WRITTEN REQUEST: Leave out the pictures and copy each record below exactly.

(Lines of data)
————

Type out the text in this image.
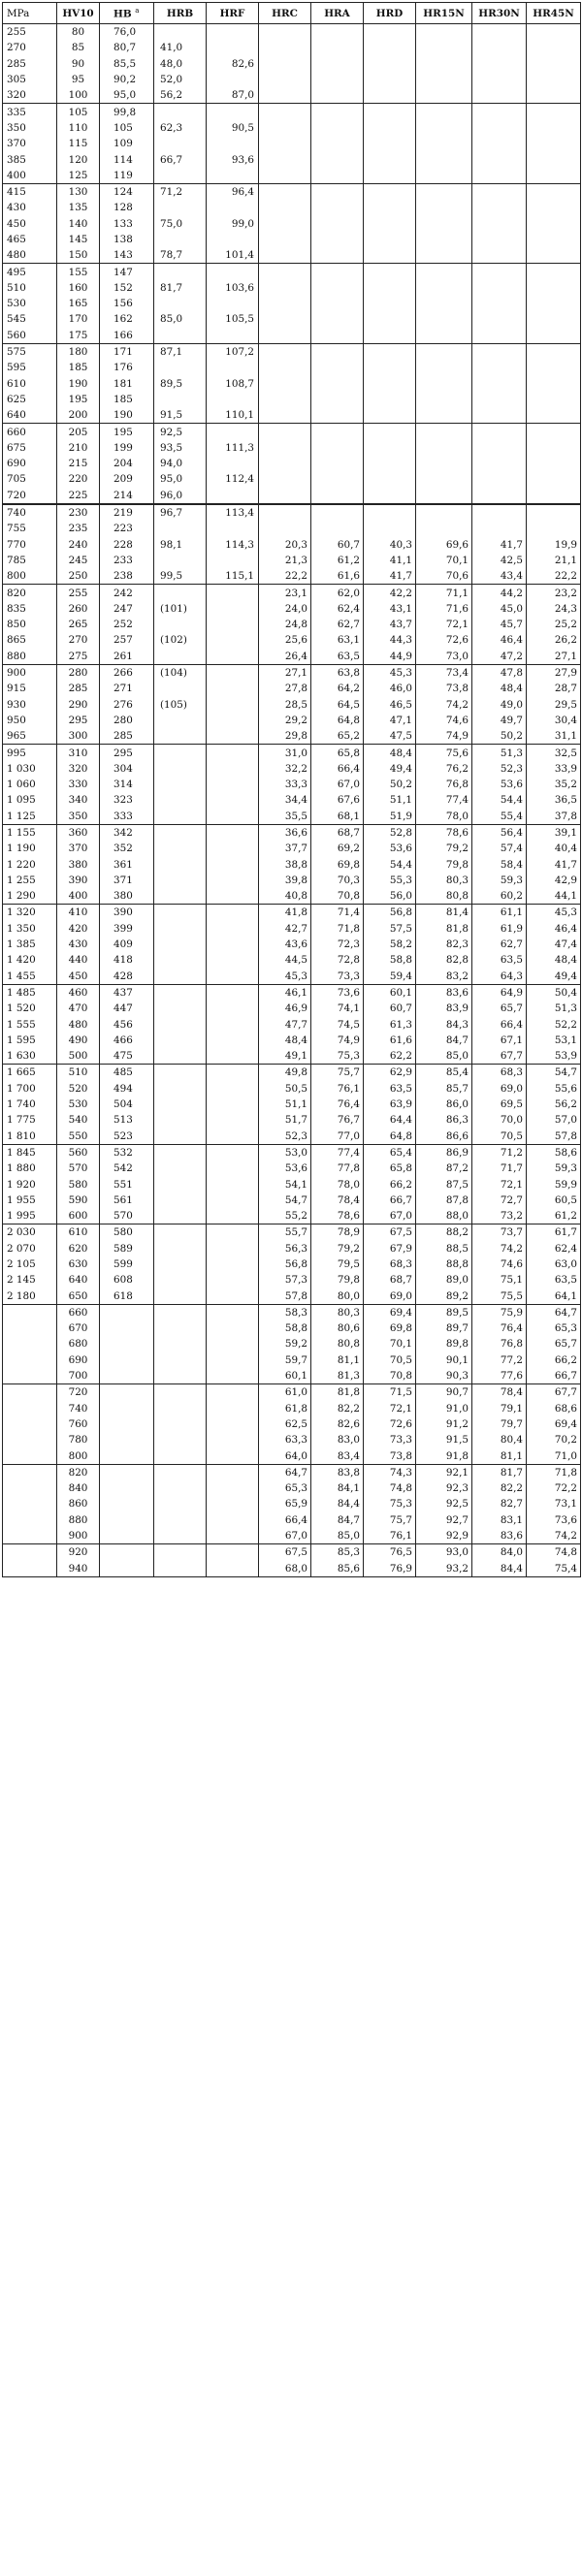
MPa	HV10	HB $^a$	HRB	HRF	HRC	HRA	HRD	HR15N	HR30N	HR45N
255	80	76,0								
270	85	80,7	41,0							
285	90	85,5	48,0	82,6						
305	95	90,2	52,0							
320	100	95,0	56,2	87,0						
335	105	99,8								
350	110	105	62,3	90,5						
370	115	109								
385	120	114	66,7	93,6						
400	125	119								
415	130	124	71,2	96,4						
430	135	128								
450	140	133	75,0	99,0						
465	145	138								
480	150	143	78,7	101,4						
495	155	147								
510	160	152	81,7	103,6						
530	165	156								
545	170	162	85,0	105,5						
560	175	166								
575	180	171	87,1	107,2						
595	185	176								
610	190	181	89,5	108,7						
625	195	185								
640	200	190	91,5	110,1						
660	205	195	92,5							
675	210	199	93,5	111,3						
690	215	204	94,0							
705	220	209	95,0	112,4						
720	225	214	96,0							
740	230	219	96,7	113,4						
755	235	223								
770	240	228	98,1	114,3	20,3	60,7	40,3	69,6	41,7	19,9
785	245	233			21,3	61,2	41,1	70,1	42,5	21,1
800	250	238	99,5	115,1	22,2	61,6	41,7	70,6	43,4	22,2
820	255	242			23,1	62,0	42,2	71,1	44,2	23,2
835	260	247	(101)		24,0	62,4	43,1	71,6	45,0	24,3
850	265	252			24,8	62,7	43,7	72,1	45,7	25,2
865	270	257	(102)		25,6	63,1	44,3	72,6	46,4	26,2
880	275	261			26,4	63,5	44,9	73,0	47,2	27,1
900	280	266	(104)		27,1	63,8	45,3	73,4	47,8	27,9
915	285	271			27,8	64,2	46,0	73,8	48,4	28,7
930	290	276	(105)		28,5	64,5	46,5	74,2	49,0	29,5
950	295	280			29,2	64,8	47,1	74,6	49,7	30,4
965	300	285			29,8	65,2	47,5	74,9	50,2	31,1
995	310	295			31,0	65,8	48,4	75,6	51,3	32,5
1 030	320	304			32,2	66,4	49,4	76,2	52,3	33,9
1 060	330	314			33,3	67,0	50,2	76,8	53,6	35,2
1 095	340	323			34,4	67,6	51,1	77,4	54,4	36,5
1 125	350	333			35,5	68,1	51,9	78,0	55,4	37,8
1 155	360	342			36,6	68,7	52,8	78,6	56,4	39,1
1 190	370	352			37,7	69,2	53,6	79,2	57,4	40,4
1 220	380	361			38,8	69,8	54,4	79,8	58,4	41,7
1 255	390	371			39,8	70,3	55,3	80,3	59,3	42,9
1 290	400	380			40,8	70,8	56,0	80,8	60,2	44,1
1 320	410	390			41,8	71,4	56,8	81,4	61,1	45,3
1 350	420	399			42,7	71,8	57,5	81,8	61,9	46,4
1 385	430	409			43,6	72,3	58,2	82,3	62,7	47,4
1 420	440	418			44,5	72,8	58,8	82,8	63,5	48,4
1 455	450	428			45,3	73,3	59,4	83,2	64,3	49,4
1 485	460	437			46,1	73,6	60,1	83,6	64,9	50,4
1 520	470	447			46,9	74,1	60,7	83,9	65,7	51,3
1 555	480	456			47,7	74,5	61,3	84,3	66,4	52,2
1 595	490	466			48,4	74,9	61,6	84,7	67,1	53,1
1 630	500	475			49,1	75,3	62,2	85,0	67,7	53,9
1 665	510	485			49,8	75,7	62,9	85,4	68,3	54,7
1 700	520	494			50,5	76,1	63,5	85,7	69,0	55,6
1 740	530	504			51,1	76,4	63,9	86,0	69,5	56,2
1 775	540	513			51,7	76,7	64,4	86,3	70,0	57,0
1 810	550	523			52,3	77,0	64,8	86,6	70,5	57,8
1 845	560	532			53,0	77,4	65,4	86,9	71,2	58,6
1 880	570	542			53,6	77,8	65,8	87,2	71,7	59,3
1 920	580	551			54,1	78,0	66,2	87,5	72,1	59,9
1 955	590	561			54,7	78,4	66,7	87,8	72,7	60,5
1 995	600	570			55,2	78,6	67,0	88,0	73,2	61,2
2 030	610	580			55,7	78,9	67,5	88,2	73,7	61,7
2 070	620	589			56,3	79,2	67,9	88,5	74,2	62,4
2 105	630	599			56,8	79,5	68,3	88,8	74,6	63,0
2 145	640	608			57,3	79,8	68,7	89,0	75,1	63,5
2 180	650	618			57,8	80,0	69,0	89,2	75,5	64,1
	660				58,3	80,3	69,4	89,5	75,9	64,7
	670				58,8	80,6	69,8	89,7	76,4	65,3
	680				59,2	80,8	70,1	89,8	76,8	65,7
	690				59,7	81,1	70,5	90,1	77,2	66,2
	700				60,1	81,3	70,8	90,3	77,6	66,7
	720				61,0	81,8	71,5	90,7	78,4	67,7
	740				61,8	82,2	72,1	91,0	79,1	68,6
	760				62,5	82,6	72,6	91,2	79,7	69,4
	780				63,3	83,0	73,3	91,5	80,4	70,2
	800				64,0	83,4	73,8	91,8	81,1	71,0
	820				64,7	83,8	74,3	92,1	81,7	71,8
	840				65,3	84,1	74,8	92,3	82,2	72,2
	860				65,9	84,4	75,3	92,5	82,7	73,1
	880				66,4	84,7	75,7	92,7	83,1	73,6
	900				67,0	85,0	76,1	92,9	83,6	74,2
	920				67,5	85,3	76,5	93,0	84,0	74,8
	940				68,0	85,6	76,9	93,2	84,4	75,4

————

RESPONSE BELOW:
Type out the text in this image.
MPa	HV10	HB $^a$	HRB	HRF	HRC	HRA	HRD	HR15N	HR30N	HR45N
255	80	76,0								
270	85	80,7	41,0							
285	90	85,5	48,0	82,6						
305	95	90,2	52,0							
320	100	95,0	56,2	87,0						
335	105	99,8								
350	110	105	62,3	90,5						
370	115	109								
385	120	114	66,7	93,6						
400	125	119								
415	130	124	71,2	96,4						
430	135	128								
450	140	133	75,0	99,0						
465	145	138								
480	150	143	78,7	101,4						
495	155	147								
510	160	152	81,7	103,6						
530	165	156								
545	170	162	85,0	105,5						
560	175	166								
575	180	171	87,1	107,2						
595	185	176								
610	190	181	89,5	108,7						
625	195	185								
640	200	190	91,5	110,1						
660	205	195	92,5							
675	210	199	93,5	111,3						
690	215	204	94,0							
705	220	209	95,0	112,4						
720	225	214	96,0							
740	230	219	96,7	113,4						
755	235	223								
770	240	228	98,1	114,3	20,3	60,7	40,3	69,6	41,7	19,9
785	245	233			21,3	61,2	41,1	70,1	42,5	21,1
800	250	238	99,5	115,1	22,2	61,6	41,7	70,6	43,4	22,2
820	255	242			23,1	62,0	42,2	71,1	44,2	23,2
835	260	247	(101)		24,0	62,4	43,1	71,6	45,0	24,3
850	265	252			24,8	62,7	43,7	72,1	45,7	25,2
865	270	257	(102)		25,6	63,1	44,3	72,6	46,4	26,2
880	275	261			26,4	63,5	44,9	73,0	47,2	27,1
900	280	266	(104)		27,1	63,8	45,3	73,4	47,8	27,9
915	285	271			27,8	64,2	46,0	73,8	48,4	28,7
930	290	276	(105)		28,5	64,5	46,5	74,2	49,0	29,5
950	295	280			29,2	64,8	47,1	74,6	49,7	30,4
965	300	285			29,8	65,2	47,5	74,9	50,2	31,1
995	310	295			31,0	65,8	48,4	75,6	51,3	32,5
1 030	320	304			32,2	66,4	49,4	76,2	52,3	33,9
1 060	330	314			33,3	67,0	50,2	76,8	53,6	35,2
1 095	340	323			34,4	67,6	51,1	77,4	54,4	36,5
1 125	350	333			35,5	68,1	51,9	78,0	55,4	37,8
1 155	360	342			36,6	68,7	52,8	78,6	56,4	39,1
1 190	370	352			37,7	69,2	53,6	79,2	57,4	40,4
1 220	380	361			38,8	69,8	54,4	79,8	58,4	41,7
1 255	390	371			39,8	70,3	55,3	80,3	59,3	42,9
1 290	400	380			40,8	70,8	56,0	80,8	60,2	44,1
1 320	410	390			41,8	71,4	56,8	81,4	61,1	45,3
1 350	420	399			42,7	71,8	57,5	81,8	61,9	46,4
1 385	430	409			43,6	72,3	58,2	82,3	62,7	47,4
1 420	440	418			44,5	72,8	58,8	82,8	63,5	48,4
1 455	450	428			45,3	73,3	59,4	83,2	64,3	49,4
1 485	460	437			46,1	73,6	60,1	83,6	64,9	50,4
1 520	470	447			46,9	74,1	60,7	83,9	65,7	51,3
1 555	480	456			47,7	74,5	61,3	84,3	66,4	52,2
1 595	490	466			48,4	74,9	61,6	84,7	67,1	53,1
1 630	500	475			49,1	75,3	62,2	85,0	67,7	53,9
1 665	510	485			49,8	75,7	62,9	85,4	68,3	54,7
1 700	520	494			50,5	76,1	63,5	85,7	69,0	55,6
1 740	530	504			51,1	76,4	63,9	86,0	69,5	56,2
1 775	540	513			51,7	76,7	64,4	86,3	70,0	57,0
1 810	550	523			52,3	77,0	64,8	86,6	70,5	57,8
1 845	560	532			53,0	77,4	65,4	86,9	71,2	58,6
1 880	570	542			53,6	77,8	65,8	87,2	71,7	59,3
1 920	580	551			54,1	78,0	66,2	87,5	72,1	59,9
1 955	590	561			54,7	78,4	66,7	87,8	72,7	60,5
1 995	600	570			55,2	78,6	67,0	88,0	73,2	61,2
2 030	610	580			55,7	78,9	67,5	88,2	73,7	61,7
2 070	620	589			56,3	79,2	67,9	88,5	74,2	62,4
2 105	630	599			56,8	79,5	68,3	88,8	74,6	63,0
2 145	640	608			57,3	79,8	68,7	89,0	75,1	63,5
2 180	650	618			57,8	80,0	69,0	89,2	75,5	64,1
	660				58,3	80,3	69,4	89,5	75,9	64,7
	670				58,8	80,6	69,8	89,7	76,4	65,3
	680				59,2	80,8	70,1	89,8	76,8	65,7
	690				59,7	81,1	70,5	90,1	77,2	66,2
	700				60,1	81,3	70,8	90,3	77,6	66,7
	720				61,0	81,8	71,5	90,7	78,4	67,7
	740				61,8	82,2	72,1	91,0	79,1	68,6
	760				62,5	82,6	72,6	91,2	79,7	69,4
	780				63,3	83,0	73,3	91,5	80,4	70,2
	800				64,0	83,4	73,8	91,8	81,1	71,0
	820				64,7	83,8	74,3	92,1	81,7	71,8
	840				65,3	84,1	74,8	92,3	82,2	72,2
	860				65,9	84,4	75,3	92,5	82,7	73,1
	880				66,4	84,7	75,7	92,7	83,1	73,6
	900				67,0	85,0	76,1	92,9	83,6	74,2
	920				67,5	85,3	76,5	93,0	84,0	74,8
	940				68,0	85,6	76,9	93,2	84,4	75,4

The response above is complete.